◆ Task requirements: Copy each line containing the word "Parameter" from the records that follow, please.
- - - - -
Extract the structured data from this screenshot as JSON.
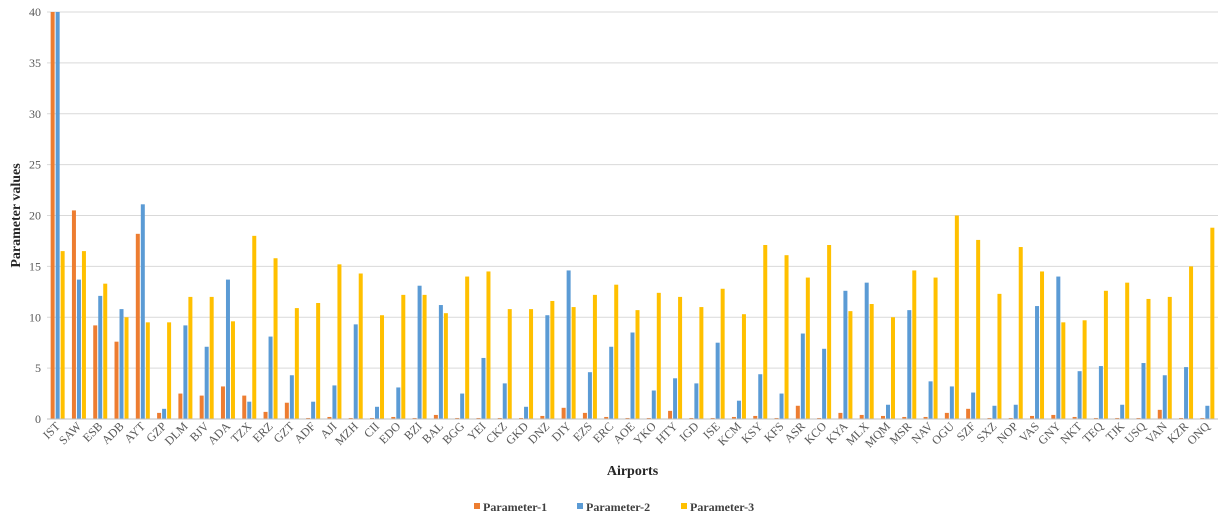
{
  "chart_data": {
    "type": "bar",
    "title": "",
    "xlabel": "Airports",
    "ylabel": "Parameter values",
    "ylim": [
      0,
      40
    ],
    "yticks": [
      0,
      5,
      10,
      15,
      20,
      25,
      30,
      35,
      40
    ],
    "grid": "horizontal",
    "legend_position": "bottom",
    "categories": [
      "IST",
      "SAW",
      "ESB",
      "ADB",
      "AYT",
      "GZP",
      "DLM",
      "BJV",
      "ADA",
      "TZX",
      "ERZ",
      "GZT",
      "ADF",
      "AJI",
      "MZH",
      "CII",
      "EDO",
      "BZI",
      "BAL",
      "BGG",
      "YEI",
      "CKZ",
      "GKD",
      "DNZ",
      "DIY",
      "EZS",
      "ERC",
      "AOE",
      "YKO",
      "HTY",
      "IGD",
      "ISE",
      "KCM",
      "KSY",
      "KFS",
      "ASR",
      "KCO",
      "KYA",
      "MLX",
      "MQM",
      "MSR",
      "NAV",
      "OGU",
      "SZF",
      "SXZ",
      "NOP",
      "VAS",
      "GNY",
      "NKT",
      "TEQ",
      "TJK",
      "USQ",
      "VAN",
      "KZR",
      "ONQ"
    ],
    "series": [
      {
        "name": "Parameter-1",
        "color": "#ED7D31",
        "values": [
          40,
          20.5,
          9.2,
          7.6,
          18.2,
          0.6,
          2.5,
          2.3,
          3.2,
          2.3,
          0.7,
          1.6,
          0.1,
          0.2,
          0.1,
          0.1,
          0.2,
          0.1,
          0.4,
          0.1,
          0.1,
          0.1,
          0.1,
          0.3,
          1.1,
          0.6,
          0.2,
          0.1,
          0.1,
          0.8,
          0.1,
          0.1,
          0.2,
          0.3,
          0.1,
          1.3,
          0.1,
          0.6,
          0.4,
          0.3,
          0.2,
          0.2,
          0.6,
          1.0,
          0.1,
          0.1,
          0.3,
          0.4,
          0.2,
          0.1,
          0.1,
          0.1,
          0.9,
          0.1,
          0.1
        ]
      },
      {
        "name": "Parameter-2",
        "color": "#5B9BD5",
        "values": [
          40,
          13.7,
          12.1,
          10.8,
          21.1,
          1.0,
          9.2,
          7.1,
          13.7,
          1.7,
          8.1,
          4.3,
          1.7,
          3.3,
          9.3,
          1.2,
          3.1,
          13.1,
          11.2,
          2.5,
          6.0,
          3.5,
          1.2,
          10.2,
          14.6,
          4.6,
          7.1,
          8.5,
          2.8,
          4.0,
          3.5,
          7.5,
          1.8,
          4.4,
          2.5,
          8.4,
          6.9,
          12.6,
          13.4,
          1.4,
          10.7,
          3.7,
          3.2,
          2.6,
          1.3,
          1.4,
          11.1,
          14.0,
          4.7,
          5.2,
          1.4,
          5.5,
          4.3,
          5.1,
          1.3
        ]
      },
      {
        "name": "Parameter-3",
        "color": "#FFC000",
        "values": [
          16.5,
          16.5,
          13.3,
          10.0,
          9.5,
          9.5,
          12.0,
          12.0,
          9.6,
          18.0,
          15.8,
          10.9,
          11.4,
          15.2,
          14.3,
          10.2,
          12.2,
          12.2,
          10.4,
          14.0,
          14.5,
          10.8,
          10.8,
          11.6,
          11.0,
          12.2,
          13.2,
          10.7,
          12.4,
          12.0,
          11.0,
          12.8,
          10.3,
          17.1,
          16.1,
          13.9,
          17.1,
          10.6,
          11.3,
          10.0,
          14.6,
          13.9,
          20.0,
          17.6,
          12.3,
          16.9,
          14.5,
          9.5,
          9.7,
          12.6,
          13.4,
          11.8,
          12.0,
          15.0,
          18.8
        ]
      }
    ]
  }
}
- - - - -
◆ The completed task:
    "ylabel": "Parameter values",
        "name": "Parameter-1",
        "name": "Parameter-2",
        "name": "Parameter-3",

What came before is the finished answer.